» **Challenge**:
Of all the lines here, how many include the string "ylabel"? Answer with the number only.

» **Provided records**:
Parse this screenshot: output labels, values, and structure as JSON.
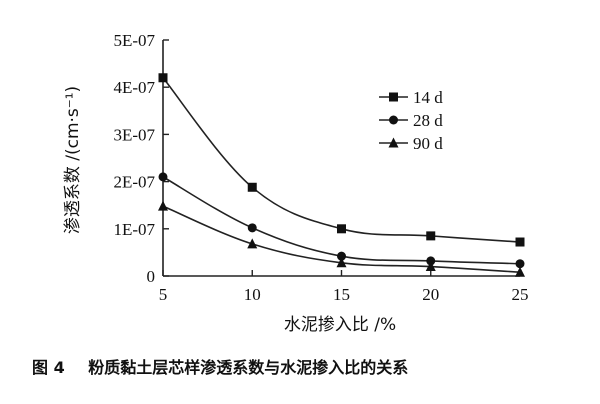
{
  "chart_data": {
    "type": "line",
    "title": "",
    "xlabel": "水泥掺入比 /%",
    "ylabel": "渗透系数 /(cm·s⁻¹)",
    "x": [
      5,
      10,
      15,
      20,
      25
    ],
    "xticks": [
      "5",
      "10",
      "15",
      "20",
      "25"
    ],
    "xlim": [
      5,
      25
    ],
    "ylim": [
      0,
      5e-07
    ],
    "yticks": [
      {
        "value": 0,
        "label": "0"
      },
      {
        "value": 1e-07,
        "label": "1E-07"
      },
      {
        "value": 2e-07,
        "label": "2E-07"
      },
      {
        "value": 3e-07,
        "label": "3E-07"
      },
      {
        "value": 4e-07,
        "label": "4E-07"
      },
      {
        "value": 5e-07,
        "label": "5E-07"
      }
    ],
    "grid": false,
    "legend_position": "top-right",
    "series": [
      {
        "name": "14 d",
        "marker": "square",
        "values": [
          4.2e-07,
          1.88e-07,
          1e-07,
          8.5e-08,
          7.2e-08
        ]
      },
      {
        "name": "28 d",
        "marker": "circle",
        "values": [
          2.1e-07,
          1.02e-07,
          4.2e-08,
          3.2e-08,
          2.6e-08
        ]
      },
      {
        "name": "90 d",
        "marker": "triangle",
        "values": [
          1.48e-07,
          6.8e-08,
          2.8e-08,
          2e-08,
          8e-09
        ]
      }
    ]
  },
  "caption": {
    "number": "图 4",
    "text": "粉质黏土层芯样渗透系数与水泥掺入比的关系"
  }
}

==

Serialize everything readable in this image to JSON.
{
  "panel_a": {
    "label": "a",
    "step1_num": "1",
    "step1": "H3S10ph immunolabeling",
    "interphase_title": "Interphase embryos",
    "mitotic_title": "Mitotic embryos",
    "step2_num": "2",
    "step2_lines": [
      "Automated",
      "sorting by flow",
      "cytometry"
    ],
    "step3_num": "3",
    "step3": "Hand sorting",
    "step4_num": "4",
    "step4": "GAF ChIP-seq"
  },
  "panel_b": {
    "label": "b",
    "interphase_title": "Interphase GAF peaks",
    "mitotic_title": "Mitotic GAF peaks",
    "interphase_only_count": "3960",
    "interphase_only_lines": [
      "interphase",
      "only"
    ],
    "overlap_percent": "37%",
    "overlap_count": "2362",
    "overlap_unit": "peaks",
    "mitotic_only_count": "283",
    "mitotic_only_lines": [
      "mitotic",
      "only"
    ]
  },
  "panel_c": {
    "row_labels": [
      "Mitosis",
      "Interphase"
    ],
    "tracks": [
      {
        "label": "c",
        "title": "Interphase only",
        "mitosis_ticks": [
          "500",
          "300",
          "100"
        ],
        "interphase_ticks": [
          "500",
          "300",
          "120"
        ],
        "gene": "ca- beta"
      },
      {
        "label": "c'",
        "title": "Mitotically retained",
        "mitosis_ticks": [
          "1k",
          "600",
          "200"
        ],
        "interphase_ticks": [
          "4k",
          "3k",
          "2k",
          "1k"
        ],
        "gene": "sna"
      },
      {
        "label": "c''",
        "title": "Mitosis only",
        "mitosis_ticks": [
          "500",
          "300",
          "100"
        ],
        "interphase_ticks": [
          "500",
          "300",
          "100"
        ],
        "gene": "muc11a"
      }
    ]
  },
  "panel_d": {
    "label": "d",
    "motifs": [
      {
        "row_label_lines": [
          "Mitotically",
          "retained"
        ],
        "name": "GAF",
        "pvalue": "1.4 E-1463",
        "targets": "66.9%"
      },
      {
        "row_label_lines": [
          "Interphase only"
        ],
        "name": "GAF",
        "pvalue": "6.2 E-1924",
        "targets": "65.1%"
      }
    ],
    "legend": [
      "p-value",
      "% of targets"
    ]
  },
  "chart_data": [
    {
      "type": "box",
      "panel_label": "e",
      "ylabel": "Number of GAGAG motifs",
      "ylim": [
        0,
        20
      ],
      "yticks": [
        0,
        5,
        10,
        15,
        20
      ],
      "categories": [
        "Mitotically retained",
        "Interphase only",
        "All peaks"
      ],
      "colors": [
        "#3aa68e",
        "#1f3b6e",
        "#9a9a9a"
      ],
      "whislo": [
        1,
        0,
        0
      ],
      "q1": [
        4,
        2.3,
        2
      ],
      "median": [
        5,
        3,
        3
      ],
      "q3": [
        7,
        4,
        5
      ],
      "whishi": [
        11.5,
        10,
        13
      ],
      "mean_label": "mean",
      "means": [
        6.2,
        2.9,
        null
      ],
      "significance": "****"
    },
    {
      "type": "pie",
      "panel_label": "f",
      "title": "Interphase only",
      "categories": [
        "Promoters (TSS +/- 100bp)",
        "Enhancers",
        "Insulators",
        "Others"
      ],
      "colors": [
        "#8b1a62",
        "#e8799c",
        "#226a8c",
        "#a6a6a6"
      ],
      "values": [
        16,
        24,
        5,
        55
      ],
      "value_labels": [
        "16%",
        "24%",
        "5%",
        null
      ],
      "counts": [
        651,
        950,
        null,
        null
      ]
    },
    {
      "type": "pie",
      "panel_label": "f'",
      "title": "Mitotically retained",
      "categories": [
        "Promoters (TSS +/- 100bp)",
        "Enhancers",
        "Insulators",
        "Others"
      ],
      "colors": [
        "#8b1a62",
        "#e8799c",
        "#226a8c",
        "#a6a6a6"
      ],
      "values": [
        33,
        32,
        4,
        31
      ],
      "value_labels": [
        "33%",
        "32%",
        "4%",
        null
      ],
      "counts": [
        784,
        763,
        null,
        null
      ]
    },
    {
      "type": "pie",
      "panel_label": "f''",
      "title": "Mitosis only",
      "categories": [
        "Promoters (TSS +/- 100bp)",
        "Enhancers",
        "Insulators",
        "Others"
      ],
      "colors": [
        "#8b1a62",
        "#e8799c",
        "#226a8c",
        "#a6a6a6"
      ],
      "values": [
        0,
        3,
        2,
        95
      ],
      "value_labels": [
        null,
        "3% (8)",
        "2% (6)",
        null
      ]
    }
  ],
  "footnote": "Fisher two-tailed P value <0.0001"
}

» **Written solution**:
2